Saved data entries:
☆ ☆ ☆ ☆

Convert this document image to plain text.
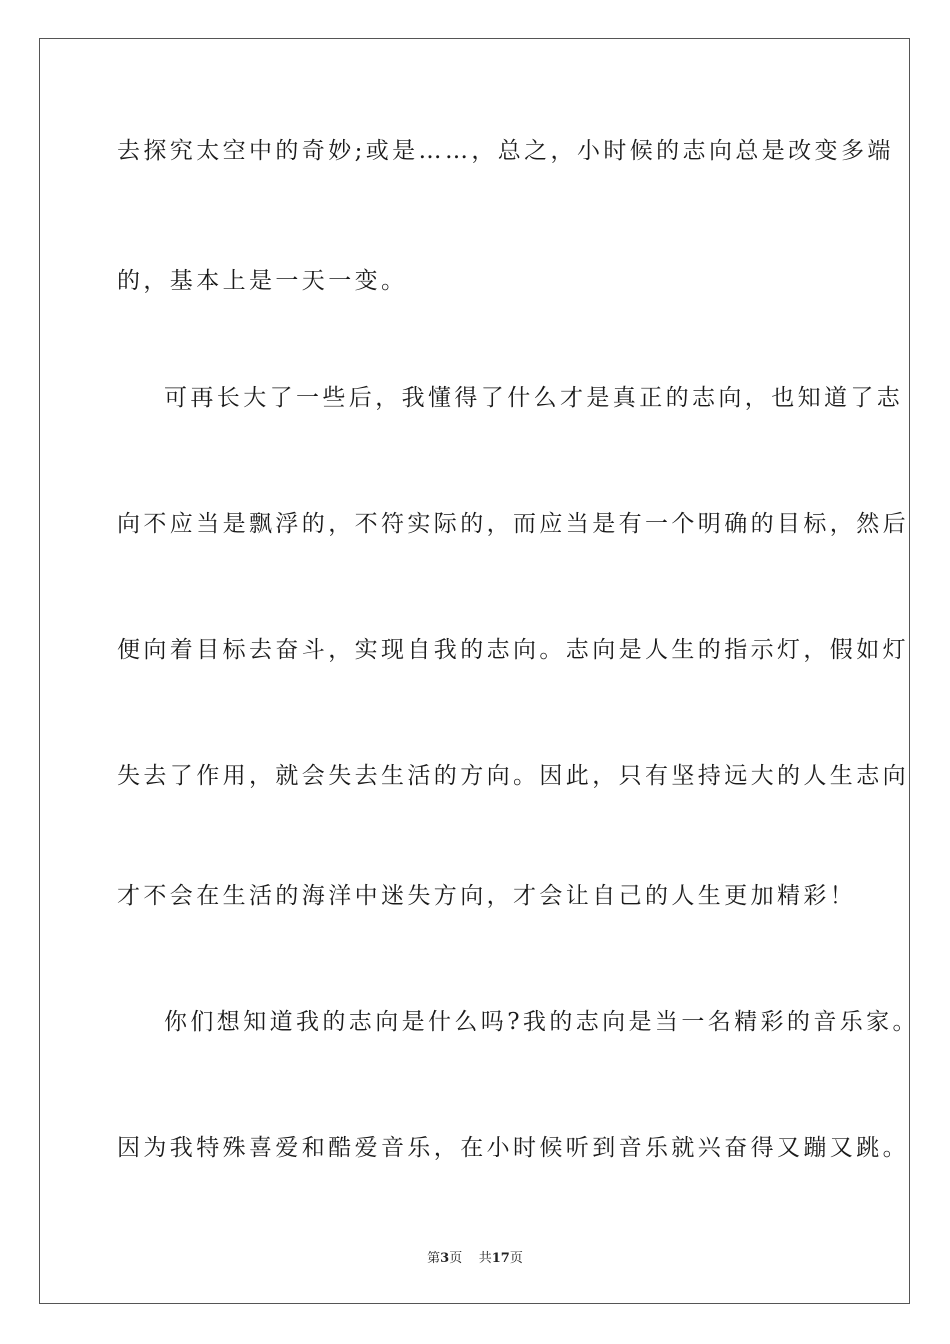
去探究太空中的奇妙;或是……，总之，小时候的志向总是改变多端
的，基本上是一天一变。
可再长大了一些后，我懂得了什么才是真正的志向，也知道了志
向不应当是飘浮的，不符实际的，而应当是有一个明确的目标，然后
便向着目标去奋斗，实现自我的志向。志向是人生的指示灯，假如灯
失去了作用，就会失去生活的方向。因此，只有坚持远大的人生志向
才不会在生活的海洋中迷失方向，才会让自己的人生更加精彩！
你们想知道我的志向是什么吗?我的志向是当一名精彩的音乐家。
因为我特殊喜爱和酷爱音乐，在小时候听到音乐就兴奋得又蹦又跳。
第3页 共17页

☆ ☆ ☆ ☆

> [What you will do]: Print each of the records above exactly as written, leaving no picture in the copy.

> [Answer to the task]:
Convert this document image to plain text.
去探究太空中的奇妙;或是……，总之，小时候的志向总是改变多端
的，基本上是一天一变。
可再长大了一些后，我懂得了什么才是真正的志向，也知道了志
向不应当是飘浮的，不符实际的，而应当是有一个明确的目标，然后
便向着目标去奋斗，实现自我的志向。志向是人生的指示灯，假如灯
失去了作用，就会失去生活的方向。因此，只有坚持远大的人生志向
才不会在生活的海洋中迷失方向，才会让自己的人生更加精彩！
你们想知道我的志向是什么吗?我的志向是当一名精彩的音乐家。
因为我特殊喜爱和酷爱音乐，在小时候听到音乐就兴奋得又蹦又跳。
第3页 共17页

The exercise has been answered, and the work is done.